_Required work_
Take the line that contains "Extract all readable text from this page." as the first and the last line of the material as the final one; set down exactly the lines in that span.

[Recorded data]
────────

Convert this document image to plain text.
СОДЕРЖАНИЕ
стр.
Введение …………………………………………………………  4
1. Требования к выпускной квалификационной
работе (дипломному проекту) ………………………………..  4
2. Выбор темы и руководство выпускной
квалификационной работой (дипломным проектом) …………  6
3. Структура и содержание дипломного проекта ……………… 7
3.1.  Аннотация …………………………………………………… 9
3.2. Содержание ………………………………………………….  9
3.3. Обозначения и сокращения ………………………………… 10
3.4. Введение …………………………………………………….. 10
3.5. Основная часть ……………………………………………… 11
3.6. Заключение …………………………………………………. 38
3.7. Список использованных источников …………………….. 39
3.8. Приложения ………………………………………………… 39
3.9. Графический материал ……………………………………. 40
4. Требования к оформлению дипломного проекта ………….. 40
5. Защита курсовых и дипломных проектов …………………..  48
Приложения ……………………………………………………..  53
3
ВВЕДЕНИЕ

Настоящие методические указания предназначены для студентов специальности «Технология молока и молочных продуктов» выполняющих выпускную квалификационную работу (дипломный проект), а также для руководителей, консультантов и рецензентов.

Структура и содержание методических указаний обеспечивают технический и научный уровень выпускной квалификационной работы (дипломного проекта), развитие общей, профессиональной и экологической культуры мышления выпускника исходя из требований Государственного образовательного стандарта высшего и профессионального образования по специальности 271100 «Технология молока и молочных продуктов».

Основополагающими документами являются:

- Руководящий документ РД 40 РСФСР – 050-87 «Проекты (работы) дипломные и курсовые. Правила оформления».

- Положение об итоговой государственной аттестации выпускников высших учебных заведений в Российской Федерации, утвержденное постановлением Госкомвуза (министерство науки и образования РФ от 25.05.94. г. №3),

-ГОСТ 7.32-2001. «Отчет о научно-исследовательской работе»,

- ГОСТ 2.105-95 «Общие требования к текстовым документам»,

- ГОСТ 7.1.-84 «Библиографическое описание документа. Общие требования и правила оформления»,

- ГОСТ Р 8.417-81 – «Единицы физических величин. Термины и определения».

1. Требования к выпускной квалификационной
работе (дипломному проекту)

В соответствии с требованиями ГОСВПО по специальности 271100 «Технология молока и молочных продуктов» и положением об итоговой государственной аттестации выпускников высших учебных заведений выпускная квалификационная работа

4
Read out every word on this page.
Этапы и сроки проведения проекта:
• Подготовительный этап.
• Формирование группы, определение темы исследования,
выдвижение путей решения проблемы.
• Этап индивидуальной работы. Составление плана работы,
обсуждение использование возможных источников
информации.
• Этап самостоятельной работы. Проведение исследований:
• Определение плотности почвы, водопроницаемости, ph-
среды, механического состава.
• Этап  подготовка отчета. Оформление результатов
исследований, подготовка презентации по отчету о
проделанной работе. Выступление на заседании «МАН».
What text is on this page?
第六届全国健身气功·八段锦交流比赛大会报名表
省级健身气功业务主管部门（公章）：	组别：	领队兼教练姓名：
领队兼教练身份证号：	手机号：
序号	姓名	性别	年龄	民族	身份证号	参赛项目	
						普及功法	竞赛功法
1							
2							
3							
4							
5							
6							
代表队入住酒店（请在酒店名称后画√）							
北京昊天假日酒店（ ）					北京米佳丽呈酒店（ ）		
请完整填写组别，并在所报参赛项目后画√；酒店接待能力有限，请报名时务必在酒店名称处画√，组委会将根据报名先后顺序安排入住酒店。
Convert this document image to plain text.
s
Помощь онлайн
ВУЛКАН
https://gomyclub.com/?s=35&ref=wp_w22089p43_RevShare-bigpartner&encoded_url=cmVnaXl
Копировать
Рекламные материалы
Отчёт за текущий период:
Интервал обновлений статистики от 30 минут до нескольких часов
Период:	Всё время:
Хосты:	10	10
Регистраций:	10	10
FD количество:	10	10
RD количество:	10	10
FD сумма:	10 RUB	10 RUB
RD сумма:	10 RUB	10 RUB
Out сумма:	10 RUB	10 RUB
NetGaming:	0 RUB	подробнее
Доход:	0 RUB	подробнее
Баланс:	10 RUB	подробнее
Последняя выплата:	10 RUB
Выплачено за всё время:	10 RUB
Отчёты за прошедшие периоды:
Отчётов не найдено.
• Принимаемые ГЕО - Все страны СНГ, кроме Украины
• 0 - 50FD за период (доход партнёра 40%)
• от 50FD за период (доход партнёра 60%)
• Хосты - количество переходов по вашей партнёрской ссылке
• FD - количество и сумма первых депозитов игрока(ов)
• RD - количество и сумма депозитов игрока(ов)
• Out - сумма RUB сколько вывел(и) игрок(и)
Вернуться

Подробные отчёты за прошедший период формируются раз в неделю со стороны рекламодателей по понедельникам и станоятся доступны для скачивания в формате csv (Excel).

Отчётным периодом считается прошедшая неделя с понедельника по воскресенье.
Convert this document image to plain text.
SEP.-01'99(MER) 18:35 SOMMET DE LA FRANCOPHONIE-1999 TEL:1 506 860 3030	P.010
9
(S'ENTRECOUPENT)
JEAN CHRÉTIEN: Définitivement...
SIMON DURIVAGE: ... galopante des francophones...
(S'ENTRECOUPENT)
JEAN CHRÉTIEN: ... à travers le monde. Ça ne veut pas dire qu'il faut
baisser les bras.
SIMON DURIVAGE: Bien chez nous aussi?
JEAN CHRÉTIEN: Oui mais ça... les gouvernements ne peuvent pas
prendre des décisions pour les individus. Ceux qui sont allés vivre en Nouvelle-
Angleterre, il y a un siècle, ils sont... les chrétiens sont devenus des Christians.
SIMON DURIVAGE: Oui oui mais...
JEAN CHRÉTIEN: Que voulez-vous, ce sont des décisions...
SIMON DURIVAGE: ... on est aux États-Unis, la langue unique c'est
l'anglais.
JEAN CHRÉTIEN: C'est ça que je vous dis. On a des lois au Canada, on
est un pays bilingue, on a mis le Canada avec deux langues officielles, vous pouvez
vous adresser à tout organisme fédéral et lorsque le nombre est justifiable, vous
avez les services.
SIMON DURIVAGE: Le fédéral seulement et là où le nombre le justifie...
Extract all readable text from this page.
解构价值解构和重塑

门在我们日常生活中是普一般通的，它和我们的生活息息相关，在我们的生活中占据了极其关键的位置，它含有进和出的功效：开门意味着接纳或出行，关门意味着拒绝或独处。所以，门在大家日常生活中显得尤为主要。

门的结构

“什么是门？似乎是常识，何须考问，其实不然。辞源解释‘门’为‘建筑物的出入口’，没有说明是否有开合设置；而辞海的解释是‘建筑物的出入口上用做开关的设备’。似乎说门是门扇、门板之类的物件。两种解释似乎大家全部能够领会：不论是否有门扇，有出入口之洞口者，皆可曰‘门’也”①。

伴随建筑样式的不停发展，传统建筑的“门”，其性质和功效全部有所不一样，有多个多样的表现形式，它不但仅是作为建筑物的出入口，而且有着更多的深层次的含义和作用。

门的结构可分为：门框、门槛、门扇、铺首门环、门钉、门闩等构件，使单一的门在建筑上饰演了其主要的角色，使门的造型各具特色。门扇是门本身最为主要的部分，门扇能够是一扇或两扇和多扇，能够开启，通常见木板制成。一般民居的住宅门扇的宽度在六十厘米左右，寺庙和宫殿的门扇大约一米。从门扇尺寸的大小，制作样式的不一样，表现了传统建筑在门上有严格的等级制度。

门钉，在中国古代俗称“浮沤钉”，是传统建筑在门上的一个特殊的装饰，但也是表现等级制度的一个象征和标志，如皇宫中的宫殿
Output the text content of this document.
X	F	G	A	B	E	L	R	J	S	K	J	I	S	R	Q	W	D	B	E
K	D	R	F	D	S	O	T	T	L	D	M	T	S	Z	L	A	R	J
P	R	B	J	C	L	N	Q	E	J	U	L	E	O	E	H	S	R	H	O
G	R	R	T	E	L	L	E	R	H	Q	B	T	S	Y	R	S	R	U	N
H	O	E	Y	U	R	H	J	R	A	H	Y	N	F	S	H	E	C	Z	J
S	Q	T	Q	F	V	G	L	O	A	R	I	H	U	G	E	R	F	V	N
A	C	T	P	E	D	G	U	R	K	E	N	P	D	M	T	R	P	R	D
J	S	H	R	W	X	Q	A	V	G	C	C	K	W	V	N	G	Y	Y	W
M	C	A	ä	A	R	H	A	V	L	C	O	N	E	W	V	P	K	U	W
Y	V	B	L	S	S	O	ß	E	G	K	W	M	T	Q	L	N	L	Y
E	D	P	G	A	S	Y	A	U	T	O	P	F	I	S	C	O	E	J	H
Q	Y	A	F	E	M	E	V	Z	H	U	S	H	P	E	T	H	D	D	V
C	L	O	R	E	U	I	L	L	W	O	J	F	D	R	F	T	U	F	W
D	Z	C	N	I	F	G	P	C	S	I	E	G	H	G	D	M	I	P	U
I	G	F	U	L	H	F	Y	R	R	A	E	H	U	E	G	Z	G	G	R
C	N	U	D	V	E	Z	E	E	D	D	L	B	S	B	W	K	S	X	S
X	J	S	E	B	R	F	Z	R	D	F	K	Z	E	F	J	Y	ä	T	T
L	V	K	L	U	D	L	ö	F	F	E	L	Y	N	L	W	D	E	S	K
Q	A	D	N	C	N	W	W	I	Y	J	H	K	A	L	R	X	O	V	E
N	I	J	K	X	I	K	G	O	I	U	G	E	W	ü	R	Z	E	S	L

────────

_Response to this task_
Extract all readable text from this page.
解构价值解构和重塑

门在我们日常生活中是普一般通的，它和我们的生活息息相关，在我们的生活中占据了极其关键的位置，它含有进和出的功效：开门意味着接纳或出行，关门意味着拒绝或独处。所以，门在大家日常生活中显得尤为主要。

门的结构

“什么是门？似乎是常识，何须考问，其实不然。辞源解释‘门’为‘建筑物的出入口’，没有说明是否有开合设置；而辞海的解释是‘建筑物的出入口上用做开关的设备’。似乎说门是门扇、门板之类的物件。两种解释似乎大家全部能够领会：不论是否有门扇，有出入口之洞口者，皆可曰‘门’也”①。

伴随建筑样式的不停发展，传统建筑的“门”，其性质和功效全部有所不一样，有多个多样的表现形式，它不但仅是作为建筑物的出入口，而且有着更多的深层次的含义和作用。

门的结构可分为：门框、门槛、门扇、铺首门环、门钉、门闩等构件，使单一的门在建筑上饰演了其主要的角色，使门的造型各具特色。门扇是门本身最为主要的部分，门扇能够是一扇或两扇和多扇，能够开启，通常见木板制成。一般民居的住宅门扇的宽度在六十厘米左右，寺庙和宫殿的门扇大约一米。从门扇尺寸的大小，制作样式的不一样，表现了传统建筑在门上有严格的等级制度。

门钉，在中国古代俗称“浮沤钉”，是传统建筑在门上的一个特殊的装饰，但也是表现等级制度的一个象征和标志，如皇宫中的宫殿
Output the text content of this document.
X	F	G	A	B	E	L	R	J	S	K	J	I	S	R	Q	W	D	B	E
K	D	R	F	D	S	O	T	T	L	D	M	T	S	Z	L	A	R	J
P	R	B	J	C	L	N	Q	E	J	U	L	E	O	E	H	S	R	H	O
G	R	R	T	E	L	L	E	R	H	Q	B	T	S	Y	R	S	R	U	N
H	O	E	Y	U	R	H	J	R	A	H	Y	N	F	S	H	E	C	Z	J
S	Q	T	Q	F	V	G	L	O	A	R	I	H	U	G	E	R	F	V	N
A	C	T	P	E	D	G	U	R	K	E	N	P	D	M	T	R	P	R	D
J	S	H	R	W	X	Q	A	V	G	C	C	K	W	V	N	G	Y	Y	W
M	C	A	ä	A	R	H	A	V	L	C	O	N	E	W	V	P	K	U	W
Y	V	B	L	S	S	O	ß	E	G	K	W	M	T	Q	L	N	L	Y
E	D	P	G	A	S	Y	A	U	T	O	P	F	I	S	C	O	E	J	H
Q	Y	A	F	E	M	E	V	Z	H	U	S	H	P	E	T	H	D	D	V
C	L	O	R	E	U	I	L	L	W	O	J	F	D	R	F	T	U	F	W
D	Z	C	N	I	F	G	P	C	S	I	E	G	H	G	D	M	I	P	U
I	G	F	U	L	H	F	Y	R	R	A	E	H	U	E	G	Z	G	G	R
C	N	U	D	V	E	Z	E	E	D	D	L	B	S	B	W	K	S	X	S
X	J	S	E	B	R	F	Z	R	D	F	K	Z	E	F	J	Y	ä	T	T
L	V	K	L	U	D	L	ö	F	F	E	L	Y	N	L	W	D	E	S	K
Q	A	D	N	C	N	W	W	I	Y	J	H	K	A	L	R	X	O	V	E
N	I	J	K	X	I	K	G	O	I	U	G	E	W	ü	R	Z	E	S	L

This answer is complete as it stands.